• [Recorded data]

........

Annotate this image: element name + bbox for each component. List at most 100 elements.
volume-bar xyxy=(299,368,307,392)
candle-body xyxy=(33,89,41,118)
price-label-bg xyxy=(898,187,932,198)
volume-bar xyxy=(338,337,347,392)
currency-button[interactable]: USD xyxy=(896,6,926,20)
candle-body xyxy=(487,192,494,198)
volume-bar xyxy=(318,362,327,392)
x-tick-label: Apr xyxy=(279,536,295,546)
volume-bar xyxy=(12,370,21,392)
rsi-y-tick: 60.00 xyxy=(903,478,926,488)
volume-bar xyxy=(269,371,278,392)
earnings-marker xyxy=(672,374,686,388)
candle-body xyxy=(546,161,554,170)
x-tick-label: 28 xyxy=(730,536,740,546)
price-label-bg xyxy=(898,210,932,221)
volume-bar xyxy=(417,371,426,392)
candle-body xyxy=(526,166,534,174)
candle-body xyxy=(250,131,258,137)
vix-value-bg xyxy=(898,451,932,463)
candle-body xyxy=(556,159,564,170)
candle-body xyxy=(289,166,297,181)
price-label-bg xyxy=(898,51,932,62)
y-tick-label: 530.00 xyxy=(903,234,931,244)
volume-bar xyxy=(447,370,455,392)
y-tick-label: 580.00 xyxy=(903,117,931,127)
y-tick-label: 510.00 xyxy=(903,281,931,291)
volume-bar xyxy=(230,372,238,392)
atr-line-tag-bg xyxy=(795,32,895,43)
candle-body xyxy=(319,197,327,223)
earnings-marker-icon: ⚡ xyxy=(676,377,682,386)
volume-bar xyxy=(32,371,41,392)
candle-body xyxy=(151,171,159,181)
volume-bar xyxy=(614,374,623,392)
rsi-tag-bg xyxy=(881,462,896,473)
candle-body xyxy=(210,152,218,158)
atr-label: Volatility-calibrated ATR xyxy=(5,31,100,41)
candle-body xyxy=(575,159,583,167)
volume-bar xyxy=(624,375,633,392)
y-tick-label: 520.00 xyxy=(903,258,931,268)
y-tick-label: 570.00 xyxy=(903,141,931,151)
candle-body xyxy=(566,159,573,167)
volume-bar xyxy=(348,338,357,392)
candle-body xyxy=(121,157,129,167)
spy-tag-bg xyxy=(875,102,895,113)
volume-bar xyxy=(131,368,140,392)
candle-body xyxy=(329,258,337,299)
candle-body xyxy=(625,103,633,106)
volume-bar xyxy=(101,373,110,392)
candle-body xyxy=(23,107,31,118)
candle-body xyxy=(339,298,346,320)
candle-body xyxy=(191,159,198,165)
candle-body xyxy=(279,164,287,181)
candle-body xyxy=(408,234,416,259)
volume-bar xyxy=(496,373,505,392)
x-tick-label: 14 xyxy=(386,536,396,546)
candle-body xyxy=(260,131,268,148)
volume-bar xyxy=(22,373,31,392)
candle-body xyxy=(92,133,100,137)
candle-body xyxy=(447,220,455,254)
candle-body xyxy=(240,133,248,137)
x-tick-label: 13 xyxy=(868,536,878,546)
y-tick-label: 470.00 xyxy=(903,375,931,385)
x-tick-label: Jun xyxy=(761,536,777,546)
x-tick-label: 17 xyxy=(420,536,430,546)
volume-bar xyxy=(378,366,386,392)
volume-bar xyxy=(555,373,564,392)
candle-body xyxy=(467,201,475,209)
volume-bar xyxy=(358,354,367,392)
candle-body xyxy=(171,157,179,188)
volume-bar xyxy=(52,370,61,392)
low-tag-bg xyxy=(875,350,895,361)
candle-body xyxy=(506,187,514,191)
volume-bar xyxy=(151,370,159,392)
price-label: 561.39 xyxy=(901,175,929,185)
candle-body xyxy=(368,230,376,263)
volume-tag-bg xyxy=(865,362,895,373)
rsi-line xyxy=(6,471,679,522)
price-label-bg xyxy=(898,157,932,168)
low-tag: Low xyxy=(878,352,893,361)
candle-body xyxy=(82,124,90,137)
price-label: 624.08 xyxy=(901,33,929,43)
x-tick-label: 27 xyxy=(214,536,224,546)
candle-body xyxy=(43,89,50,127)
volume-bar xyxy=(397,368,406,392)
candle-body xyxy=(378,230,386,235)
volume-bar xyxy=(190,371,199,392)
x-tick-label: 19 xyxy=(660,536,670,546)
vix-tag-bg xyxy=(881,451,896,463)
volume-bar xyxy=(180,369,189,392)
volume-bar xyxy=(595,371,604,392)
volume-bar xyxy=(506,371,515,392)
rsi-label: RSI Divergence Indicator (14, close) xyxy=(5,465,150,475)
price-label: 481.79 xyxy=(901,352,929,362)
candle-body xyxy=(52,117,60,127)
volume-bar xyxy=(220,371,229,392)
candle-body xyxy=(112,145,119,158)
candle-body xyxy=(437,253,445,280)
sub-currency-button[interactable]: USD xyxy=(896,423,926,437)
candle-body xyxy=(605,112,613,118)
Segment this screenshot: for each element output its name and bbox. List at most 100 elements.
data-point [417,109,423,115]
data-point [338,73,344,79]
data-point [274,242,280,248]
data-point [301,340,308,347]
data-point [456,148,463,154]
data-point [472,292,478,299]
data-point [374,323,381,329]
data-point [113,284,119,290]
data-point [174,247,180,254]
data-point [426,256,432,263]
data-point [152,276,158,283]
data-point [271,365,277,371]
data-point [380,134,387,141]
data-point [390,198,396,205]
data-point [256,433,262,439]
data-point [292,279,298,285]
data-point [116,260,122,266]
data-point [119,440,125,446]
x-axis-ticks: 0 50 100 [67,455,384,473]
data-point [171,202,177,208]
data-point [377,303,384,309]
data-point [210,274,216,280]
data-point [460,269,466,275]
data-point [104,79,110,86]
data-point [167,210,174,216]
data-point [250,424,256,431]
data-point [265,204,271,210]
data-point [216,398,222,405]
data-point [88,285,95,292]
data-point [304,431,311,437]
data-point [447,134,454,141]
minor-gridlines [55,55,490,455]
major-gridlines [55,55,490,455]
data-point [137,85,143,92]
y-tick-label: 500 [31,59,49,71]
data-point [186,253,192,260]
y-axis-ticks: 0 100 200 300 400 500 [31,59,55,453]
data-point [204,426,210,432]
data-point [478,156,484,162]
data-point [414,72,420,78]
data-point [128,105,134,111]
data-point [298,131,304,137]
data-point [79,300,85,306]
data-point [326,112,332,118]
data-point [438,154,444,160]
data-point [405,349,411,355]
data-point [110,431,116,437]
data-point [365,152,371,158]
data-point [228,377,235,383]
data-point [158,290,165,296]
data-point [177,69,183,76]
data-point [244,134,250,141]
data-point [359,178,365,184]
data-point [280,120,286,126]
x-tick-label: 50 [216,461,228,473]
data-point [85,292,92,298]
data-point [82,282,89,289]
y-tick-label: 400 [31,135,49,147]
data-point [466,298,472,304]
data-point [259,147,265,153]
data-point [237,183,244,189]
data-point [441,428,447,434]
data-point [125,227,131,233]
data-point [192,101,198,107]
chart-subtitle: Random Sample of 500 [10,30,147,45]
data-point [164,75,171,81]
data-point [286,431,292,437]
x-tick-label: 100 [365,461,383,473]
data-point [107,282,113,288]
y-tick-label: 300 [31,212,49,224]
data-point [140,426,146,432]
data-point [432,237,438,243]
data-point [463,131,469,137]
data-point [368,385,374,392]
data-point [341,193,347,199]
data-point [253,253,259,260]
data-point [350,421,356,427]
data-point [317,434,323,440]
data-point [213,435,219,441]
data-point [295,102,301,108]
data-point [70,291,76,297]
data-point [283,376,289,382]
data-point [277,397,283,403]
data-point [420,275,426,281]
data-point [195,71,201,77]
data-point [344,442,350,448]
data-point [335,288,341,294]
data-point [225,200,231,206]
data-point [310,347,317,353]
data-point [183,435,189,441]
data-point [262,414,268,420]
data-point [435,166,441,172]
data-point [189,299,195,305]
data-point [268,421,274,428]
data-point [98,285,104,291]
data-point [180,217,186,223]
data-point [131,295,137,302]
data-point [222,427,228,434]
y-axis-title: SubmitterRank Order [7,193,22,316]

........

• [Exercise requirements] Copy the listing word for word, from its first line up to and including the line that contains "candle-body xyxy=(240,133,248,137)".

• [Exercise output]
Annotate this image: element name + bbox for each component. List at most 100 elements.
volume-bar xyxy=(299,368,307,392)
candle-body xyxy=(33,89,41,118)
price-label-bg xyxy=(898,187,932,198)
volume-bar xyxy=(338,337,347,392)
currency-button[interactable]: USD xyxy=(896,6,926,20)
candle-body xyxy=(487,192,494,198)
volume-bar xyxy=(318,362,327,392)
x-tick-label: Apr xyxy=(279,536,295,546)
volume-bar xyxy=(12,370,21,392)
rsi-y-tick: 60.00 xyxy=(903,478,926,488)
volume-bar xyxy=(269,371,278,392)
earnings-marker xyxy=(672,374,686,388)
candle-body xyxy=(546,161,554,170)
x-tick-label: 28 xyxy=(730,536,740,546)
price-label-bg xyxy=(898,210,932,221)
volume-bar xyxy=(417,371,426,392)
candle-body xyxy=(526,166,534,174)
candle-body xyxy=(250,131,258,137)
vix-value-bg xyxy=(898,451,932,463)
candle-body xyxy=(556,159,564,170)
candle-body xyxy=(289,166,297,181)
price-label-bg xyxy=(898,51,932,62)
y-tick-label: 530.00 xyxy=(903,234,931,244)
volume-bar xyxy=(447,370,455,392)
y-tick-label: 580.00 xyxy=(903,117,931,127)
y-tick-label: 510.00 xyxy=(903,281,931,291)
volume-bar xyxy=(230,372,238,392)
atr-line-tag-bg xyxy=(795,32,895,43)
candle-body xyxy=(319,197,327,223)
earnings-marker-icon: ⚡ xyxy=(676,377,682,386)
volume-bar xyxy=(32,371,41,392)
candle-body xyxy=(151,171,159,181)
volume-bar xyxy=(614,374,623,392)
rsi-tag-bg xyxy=(881,462,896,473)
candle-body xyxy=(210,152,218,158)
atr-label: Volatility-calibrated ATR xyxy=(5,31,100,41)
candle-body xyxy=(575,159,583,167)
volume-bar xyxy=(624,375,633,392)
y-tick-label: 520.00 xyxy=(903,258,931,268)
y-tick-label: 570.00 xyxy=(903,141,931,151)
candle-body xyxy=(566,159,573,167)
volume-bar xyxy=(348,338,357,392)
candle-body xyxy=(121,157,129,167)
spy-tag-bg xyxy=(875,102,895,113)
volume-bar xyxy=(131,368,140,392)
candle-body xyxy=(329,258,337,299)
candle-body xyxy=(625,103,633,106)
volume-bar xyxy=(101,373,110,392)
candle-body xyxy=(23,107,31,118)
candle-body xyxy=(339,298,346,320)
candle-body xyxy=(191,159,198,165)
candle-body xyxy=(279,164,287,181)
candle-body xyxy=(408,234,416,259)
volume-bar xyxy=(496,373,505,392)
x-tick-label: 14 xyxy=(386,536,396,546)
candle-body xyxy=(260,131,268,148)
volume-bar xyxy=(22,373,31,392)
candle-body xyxy=(92,133,100,137)
candle-body xyxy=(447,220,455,254)
candle-body xyxy=(240,133,248,137)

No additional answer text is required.